Beneath this task is a listing; retype all of it exactly.

Stored data entries:

━━━━━━━━━━

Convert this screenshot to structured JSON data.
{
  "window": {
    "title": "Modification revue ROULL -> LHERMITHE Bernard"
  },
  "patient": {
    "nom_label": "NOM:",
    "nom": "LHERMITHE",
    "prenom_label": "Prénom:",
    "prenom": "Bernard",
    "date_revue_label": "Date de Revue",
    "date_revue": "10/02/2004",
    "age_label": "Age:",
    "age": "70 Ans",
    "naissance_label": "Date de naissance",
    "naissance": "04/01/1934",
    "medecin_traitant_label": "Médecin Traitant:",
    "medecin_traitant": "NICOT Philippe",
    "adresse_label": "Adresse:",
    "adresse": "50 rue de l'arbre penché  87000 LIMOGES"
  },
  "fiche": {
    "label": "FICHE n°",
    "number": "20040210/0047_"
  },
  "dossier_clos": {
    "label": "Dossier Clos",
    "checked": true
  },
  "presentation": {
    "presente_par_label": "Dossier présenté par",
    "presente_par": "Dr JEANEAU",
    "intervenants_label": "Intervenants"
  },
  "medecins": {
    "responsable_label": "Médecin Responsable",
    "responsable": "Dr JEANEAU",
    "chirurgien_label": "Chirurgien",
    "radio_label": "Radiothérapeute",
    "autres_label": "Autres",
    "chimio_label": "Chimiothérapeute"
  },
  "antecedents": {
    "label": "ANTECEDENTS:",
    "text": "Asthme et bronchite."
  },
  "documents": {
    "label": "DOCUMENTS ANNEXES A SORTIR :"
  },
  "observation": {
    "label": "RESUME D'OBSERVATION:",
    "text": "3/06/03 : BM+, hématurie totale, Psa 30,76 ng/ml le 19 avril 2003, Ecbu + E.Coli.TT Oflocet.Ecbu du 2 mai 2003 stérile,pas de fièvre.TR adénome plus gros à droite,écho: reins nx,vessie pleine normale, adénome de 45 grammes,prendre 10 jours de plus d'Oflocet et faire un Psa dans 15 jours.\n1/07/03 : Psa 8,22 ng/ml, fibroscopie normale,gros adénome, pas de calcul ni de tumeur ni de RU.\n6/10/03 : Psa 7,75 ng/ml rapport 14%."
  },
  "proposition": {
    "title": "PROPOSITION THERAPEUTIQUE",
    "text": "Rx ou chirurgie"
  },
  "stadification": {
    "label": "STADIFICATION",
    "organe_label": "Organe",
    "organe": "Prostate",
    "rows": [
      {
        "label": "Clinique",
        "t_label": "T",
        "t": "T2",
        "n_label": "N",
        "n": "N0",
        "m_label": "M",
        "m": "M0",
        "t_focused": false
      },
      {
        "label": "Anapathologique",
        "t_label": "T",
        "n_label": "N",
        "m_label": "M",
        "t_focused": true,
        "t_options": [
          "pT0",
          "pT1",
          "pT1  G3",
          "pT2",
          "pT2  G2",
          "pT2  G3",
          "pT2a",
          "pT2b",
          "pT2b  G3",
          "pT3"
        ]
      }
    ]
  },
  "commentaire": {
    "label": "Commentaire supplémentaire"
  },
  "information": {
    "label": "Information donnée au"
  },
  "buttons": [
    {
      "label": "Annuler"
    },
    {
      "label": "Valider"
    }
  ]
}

━━━━━━━━━━

Solution to this task:
Convert this screenshot to structured JSON data.
{
  "window": {
    "title": "Modification revue ROULL -> LHERMITHE Bernard"
  },
  "patient": {
    "nom_label": "NOM:",
    "nom": "LHERMITHE",
    "prenom_label": "Prénom:",
    "prenom": "Bernard",
    "date_revue_label": "Date de Revue",
    "date_revue": "10/02/2004",
    "age_label": "Age:",
    "age": "70 Ans",
    "naissance_label": "Date de naissance",
    "naissance": "04/01/1934",
    "medecin_traitant_label": "Médecin Traitant:",
    "medecin_traitant": "NICOT Philippe",
    "adresse_label": "Adresse:",
    "adresse": "50 rue de l'arbre penché  87000 LIMOGES"
  },
  "fiche": {
    "label": "FICHE n°",
    "number": "20040210/0047_"
  },
  "dossier_clos": {
    "label": "Dossier Clos",
    "checked": true
  },
  "presentation": {
    "presente_par_label": "Dossier présenté par",
    "presente_par": "Dr JEANEAU",
    "intervenants_label": "Intervenants"
  },
  "medecins": {
    "responsable_label": "Médecin Responsable",
    "responsable": "Dr JEANEAU",
    "chirurgien_label": "Chirurgien",
    "radio_label": "Radiothérapeute",
    "autres_label": "Autres",
    "chimio_label": "Chimiothérapeute"
  },
  "antecedents": {
    "label": "ANTECEDENTS:",
    "text": "Asthme et bronchite."
  },
  "documents": {
    "label": "DOCUMENTS ANNEXES A SORTIR :"
  },
  "observation": {
    "label": "RESUME D'OBSERVATION:",
    "text": "3/06/03 : BM+, hématurie totale, Psa 30,76 ng/ml le 19 avril 2003, Ecbu + E.Coli.TT Oflocet.Ecbu du 2 mai 2003 stérile,pas de fièvre.TR adénome plus gros à droite,écho: reins nx,vessie pleine normale, adénome de 45 grammes,prendre 10 jours de plus d'Oflocet et faire un Psa dans 15 jours.\n1/07/03 : Psa 8,22 ng/ml, fibroscopie normale,gros adénome, pas de calcul ni de tumeur ni de RU.\n6/10/03 : Psa 7,75 ng/ml rapport 14%."
  },
  "proposition": {
    "title": "PROPOSITION THERAPEUTIQUE",
    "text": "Rx ou chirurgie"
  },
  "stadification": {
    "label": "STADIFICATION",
    "organe_label": "Organe",
    "organe": "Prostate",
    "rows": [
      {
        "label": "Clinique",
        "t_label": "T",
        "t": "T2",
        "n_label": "N",
        "n": "N0",
        "m_label": "M",
        "m": "M0",
        "t_focused": false
      },
      {
        "label": "Anapathologique",
        "t_label": "T",
        "n_label": "N",
        "m_label": "M",
        "t_focused": true,
        "t_options": [
          "pT0",
          "pT1",
          "pT1  G3",
          "pT2",
          "pT2  G2",
          "pT2  G3",
          "pT2a",
          "pT2b",
          "pT2b  G3",
          "pT3"
        ]
      }
    ]
  },
  "commentaire": {
    "label": "Commentaire supplémentaire"
  },
  "information": {
    "label": "Information donnée au"
  },
  "buttons": [
    {
      "label": "Annuler"
    },
    {
      "label": "Valider"
    }
  ]
}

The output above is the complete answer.